** begin **

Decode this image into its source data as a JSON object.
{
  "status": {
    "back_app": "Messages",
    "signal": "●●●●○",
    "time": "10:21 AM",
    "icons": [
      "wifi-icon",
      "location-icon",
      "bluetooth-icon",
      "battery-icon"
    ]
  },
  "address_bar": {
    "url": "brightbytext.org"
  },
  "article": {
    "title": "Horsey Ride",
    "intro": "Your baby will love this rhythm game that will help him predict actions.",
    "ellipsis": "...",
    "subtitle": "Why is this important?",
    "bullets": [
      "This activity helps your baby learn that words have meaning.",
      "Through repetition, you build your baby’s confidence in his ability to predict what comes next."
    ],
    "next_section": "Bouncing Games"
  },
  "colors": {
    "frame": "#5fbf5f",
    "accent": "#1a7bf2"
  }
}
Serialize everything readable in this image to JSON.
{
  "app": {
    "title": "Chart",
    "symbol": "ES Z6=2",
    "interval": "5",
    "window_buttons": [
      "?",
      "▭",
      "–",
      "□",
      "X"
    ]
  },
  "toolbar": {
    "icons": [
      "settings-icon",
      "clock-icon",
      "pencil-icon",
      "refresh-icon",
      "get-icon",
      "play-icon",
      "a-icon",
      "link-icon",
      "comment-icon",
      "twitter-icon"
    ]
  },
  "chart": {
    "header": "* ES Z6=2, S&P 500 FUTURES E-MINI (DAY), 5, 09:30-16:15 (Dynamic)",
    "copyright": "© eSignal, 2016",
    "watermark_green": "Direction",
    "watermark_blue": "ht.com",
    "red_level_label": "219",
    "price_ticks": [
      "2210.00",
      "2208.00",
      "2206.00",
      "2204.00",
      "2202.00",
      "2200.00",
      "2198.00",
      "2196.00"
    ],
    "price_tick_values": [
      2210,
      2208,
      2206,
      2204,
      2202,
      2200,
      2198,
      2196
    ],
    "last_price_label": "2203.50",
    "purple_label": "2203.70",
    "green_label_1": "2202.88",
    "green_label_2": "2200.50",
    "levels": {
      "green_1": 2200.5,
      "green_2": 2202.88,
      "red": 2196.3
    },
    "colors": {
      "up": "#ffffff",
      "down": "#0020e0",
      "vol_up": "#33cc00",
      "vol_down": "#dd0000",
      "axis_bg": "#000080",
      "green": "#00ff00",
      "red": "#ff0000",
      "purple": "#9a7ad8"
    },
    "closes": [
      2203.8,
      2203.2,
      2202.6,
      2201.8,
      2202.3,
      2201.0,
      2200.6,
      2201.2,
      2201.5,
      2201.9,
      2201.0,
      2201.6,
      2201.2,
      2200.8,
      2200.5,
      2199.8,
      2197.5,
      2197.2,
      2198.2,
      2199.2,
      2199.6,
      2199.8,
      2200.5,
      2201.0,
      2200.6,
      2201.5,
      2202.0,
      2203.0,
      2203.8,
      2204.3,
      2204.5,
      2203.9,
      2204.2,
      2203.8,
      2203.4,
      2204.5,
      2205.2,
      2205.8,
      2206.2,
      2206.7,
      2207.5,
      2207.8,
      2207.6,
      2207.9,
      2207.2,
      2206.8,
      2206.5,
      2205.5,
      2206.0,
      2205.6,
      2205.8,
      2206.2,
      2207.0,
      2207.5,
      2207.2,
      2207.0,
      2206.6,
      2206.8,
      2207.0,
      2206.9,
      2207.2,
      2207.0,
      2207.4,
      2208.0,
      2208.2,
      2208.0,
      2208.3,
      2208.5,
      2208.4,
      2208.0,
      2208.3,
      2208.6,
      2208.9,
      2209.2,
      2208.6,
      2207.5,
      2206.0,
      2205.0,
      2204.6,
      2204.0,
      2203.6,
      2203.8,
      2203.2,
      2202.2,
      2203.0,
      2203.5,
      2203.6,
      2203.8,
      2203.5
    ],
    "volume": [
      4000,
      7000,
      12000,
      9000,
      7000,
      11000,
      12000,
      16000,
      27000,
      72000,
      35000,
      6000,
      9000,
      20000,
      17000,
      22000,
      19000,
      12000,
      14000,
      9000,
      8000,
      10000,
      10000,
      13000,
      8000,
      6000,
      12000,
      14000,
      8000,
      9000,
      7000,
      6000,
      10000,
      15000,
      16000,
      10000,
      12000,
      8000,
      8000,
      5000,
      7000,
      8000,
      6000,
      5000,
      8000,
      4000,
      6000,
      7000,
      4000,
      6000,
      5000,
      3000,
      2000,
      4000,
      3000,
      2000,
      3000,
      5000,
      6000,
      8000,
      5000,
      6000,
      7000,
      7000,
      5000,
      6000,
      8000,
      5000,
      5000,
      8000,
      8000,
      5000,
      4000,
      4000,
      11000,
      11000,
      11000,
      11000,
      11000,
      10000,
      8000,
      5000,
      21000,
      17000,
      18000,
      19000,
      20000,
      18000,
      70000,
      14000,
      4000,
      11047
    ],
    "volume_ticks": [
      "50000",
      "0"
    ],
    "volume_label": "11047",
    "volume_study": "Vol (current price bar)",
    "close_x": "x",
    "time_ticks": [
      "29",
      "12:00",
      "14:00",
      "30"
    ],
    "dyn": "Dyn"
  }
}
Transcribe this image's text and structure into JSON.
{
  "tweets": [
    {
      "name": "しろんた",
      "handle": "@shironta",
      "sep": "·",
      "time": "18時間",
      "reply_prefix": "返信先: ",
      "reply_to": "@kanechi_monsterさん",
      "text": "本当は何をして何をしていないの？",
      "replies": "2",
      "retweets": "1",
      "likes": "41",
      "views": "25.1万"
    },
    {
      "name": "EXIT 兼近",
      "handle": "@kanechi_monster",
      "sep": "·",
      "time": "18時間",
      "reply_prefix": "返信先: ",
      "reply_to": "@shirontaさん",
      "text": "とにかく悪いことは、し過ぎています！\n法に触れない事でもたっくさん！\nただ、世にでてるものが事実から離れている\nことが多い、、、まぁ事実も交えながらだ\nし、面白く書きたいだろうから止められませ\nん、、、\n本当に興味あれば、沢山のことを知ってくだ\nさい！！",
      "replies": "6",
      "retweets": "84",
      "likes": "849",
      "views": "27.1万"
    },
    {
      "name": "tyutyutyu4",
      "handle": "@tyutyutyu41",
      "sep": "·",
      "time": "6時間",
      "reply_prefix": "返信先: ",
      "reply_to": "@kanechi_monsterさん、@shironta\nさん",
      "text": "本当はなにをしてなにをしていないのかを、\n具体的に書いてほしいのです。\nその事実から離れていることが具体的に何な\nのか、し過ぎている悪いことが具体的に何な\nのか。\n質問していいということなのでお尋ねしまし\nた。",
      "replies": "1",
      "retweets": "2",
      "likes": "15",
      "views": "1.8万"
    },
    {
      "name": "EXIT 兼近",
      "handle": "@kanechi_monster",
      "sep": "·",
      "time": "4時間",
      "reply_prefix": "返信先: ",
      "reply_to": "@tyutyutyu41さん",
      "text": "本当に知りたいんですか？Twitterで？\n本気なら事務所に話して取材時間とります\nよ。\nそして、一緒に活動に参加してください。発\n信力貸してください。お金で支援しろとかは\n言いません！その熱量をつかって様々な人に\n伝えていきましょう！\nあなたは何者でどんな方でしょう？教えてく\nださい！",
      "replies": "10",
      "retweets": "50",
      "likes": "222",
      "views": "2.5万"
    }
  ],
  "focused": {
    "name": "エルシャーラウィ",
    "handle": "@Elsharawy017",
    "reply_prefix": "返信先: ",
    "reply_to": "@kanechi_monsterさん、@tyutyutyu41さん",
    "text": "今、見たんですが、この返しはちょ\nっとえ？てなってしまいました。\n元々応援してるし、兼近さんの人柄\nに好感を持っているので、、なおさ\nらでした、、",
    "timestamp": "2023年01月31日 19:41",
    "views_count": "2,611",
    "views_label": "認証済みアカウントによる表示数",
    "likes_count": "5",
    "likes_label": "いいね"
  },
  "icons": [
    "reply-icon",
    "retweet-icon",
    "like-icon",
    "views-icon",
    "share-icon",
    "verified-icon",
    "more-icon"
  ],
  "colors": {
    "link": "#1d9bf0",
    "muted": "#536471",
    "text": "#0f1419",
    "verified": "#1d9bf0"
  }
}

** end **
** begin **

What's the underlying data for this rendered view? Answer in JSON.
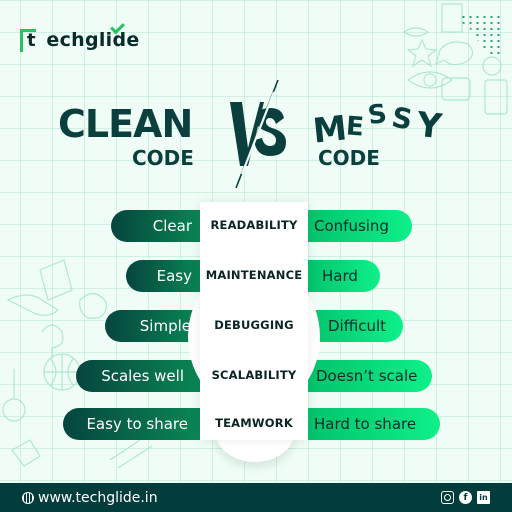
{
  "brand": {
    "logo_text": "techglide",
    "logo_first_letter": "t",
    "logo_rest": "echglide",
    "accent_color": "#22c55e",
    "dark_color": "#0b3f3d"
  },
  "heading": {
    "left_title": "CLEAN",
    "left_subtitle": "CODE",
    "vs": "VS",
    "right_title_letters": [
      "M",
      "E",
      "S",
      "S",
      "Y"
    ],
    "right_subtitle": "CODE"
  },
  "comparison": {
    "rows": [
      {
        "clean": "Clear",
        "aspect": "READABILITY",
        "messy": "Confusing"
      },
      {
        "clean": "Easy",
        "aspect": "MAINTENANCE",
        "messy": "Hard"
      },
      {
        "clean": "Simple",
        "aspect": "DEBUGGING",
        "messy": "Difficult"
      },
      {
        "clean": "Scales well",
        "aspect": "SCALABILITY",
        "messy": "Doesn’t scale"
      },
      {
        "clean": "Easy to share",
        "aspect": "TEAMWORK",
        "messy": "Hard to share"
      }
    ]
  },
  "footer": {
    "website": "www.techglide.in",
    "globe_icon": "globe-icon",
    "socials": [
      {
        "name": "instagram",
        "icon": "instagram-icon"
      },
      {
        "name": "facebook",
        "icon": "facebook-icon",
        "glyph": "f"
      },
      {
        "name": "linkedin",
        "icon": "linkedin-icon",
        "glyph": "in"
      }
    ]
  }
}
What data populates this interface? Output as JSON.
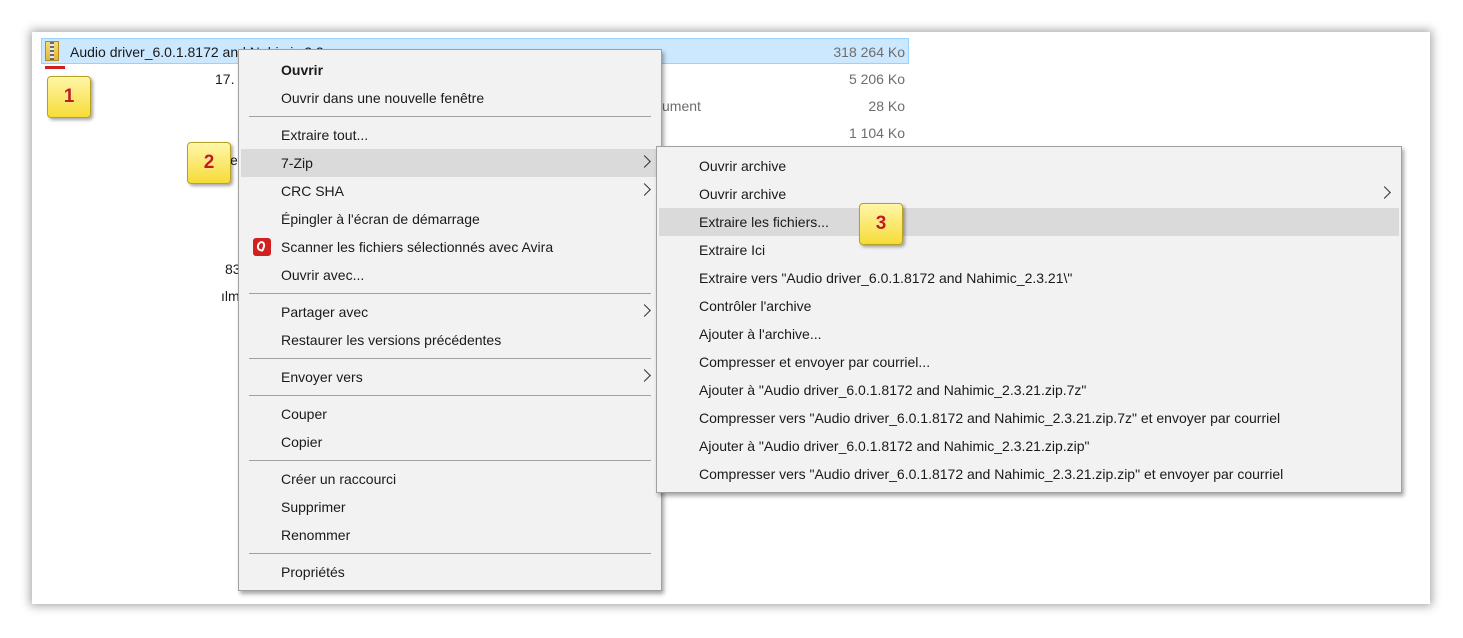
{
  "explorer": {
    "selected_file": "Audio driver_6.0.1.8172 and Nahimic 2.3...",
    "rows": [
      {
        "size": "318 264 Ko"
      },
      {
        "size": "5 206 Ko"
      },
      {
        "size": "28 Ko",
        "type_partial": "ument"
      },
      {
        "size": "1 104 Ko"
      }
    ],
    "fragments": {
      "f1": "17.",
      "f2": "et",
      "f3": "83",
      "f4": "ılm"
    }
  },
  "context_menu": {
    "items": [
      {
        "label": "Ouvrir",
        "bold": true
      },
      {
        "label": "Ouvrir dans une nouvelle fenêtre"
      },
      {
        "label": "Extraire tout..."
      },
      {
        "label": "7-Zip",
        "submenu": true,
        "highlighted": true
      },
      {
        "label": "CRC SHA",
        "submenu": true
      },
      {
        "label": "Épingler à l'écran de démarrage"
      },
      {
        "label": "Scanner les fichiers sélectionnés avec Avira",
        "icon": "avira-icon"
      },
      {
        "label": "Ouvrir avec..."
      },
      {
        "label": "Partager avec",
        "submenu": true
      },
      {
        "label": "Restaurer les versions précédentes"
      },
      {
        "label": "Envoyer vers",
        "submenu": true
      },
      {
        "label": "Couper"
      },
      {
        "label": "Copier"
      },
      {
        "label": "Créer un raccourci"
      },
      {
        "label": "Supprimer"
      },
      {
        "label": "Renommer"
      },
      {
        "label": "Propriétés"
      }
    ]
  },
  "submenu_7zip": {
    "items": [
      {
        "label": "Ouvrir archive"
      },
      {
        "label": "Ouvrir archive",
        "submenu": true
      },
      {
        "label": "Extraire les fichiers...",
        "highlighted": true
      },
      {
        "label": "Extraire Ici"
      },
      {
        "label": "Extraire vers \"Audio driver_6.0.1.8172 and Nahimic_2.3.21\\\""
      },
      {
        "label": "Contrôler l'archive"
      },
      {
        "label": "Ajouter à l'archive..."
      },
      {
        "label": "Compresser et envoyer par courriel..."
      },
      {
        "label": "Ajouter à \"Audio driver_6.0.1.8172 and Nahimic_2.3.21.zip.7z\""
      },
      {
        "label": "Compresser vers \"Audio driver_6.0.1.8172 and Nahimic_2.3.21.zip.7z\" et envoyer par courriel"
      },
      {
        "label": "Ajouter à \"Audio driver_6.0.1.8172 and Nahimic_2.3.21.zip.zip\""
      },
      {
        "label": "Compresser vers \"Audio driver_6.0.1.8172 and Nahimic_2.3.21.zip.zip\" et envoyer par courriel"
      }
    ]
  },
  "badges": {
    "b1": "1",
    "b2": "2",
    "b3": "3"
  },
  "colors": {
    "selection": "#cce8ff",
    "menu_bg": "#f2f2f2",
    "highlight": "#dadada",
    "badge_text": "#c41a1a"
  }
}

** end **
** begin **

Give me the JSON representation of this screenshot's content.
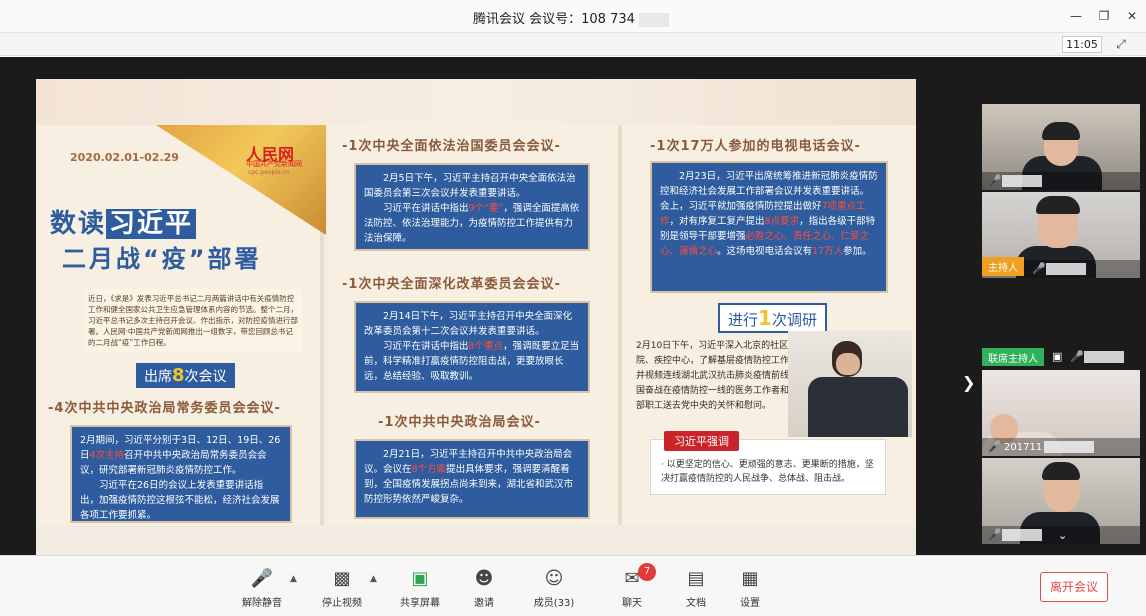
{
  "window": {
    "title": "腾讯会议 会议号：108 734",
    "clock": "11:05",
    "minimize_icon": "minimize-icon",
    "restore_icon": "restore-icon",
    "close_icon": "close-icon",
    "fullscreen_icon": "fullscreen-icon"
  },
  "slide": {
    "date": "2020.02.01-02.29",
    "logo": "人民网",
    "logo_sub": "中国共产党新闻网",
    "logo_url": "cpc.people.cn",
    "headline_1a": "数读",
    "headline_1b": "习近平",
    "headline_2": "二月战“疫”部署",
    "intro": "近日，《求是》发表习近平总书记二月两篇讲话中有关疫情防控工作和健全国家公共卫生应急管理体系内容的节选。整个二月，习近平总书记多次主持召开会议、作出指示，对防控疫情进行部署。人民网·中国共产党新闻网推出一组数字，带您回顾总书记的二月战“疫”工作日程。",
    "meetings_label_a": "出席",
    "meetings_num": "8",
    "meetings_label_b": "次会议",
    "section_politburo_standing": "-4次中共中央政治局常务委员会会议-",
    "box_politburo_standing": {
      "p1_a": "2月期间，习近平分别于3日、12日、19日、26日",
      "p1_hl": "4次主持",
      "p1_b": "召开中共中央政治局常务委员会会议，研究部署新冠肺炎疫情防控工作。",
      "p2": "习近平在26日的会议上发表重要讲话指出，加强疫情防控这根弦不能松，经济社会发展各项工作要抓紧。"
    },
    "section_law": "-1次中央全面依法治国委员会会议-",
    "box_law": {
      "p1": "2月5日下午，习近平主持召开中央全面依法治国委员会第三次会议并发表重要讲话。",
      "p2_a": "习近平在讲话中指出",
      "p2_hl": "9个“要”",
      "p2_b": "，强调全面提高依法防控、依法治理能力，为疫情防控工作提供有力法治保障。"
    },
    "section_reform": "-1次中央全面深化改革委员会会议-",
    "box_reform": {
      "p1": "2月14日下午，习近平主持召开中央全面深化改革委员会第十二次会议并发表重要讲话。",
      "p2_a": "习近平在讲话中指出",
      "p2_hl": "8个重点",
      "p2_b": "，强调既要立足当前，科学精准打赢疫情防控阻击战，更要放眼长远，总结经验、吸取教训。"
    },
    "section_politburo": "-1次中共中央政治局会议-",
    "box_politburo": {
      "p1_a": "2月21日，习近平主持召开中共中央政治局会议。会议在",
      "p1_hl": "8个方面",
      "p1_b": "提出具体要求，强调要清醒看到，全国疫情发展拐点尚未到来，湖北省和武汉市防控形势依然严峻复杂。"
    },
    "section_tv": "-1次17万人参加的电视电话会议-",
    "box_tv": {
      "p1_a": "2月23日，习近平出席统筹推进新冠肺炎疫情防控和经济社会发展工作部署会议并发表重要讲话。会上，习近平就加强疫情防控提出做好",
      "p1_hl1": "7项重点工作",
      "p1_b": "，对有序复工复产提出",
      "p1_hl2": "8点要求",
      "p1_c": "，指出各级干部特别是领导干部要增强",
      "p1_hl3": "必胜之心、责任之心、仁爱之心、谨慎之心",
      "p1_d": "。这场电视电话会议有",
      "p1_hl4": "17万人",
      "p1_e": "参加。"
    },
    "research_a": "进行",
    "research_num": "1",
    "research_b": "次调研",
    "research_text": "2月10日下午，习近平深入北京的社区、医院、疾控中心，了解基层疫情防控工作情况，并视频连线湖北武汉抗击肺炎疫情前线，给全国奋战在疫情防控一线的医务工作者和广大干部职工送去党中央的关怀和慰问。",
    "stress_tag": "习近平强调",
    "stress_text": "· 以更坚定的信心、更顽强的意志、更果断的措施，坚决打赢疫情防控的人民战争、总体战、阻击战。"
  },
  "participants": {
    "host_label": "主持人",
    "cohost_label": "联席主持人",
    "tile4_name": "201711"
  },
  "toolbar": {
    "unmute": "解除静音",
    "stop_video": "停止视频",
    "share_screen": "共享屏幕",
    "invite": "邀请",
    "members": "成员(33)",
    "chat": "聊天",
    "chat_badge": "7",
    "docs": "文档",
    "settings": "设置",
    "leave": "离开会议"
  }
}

** end **

Reply with one number: the count of lines in the entries that include the word "Audio".

6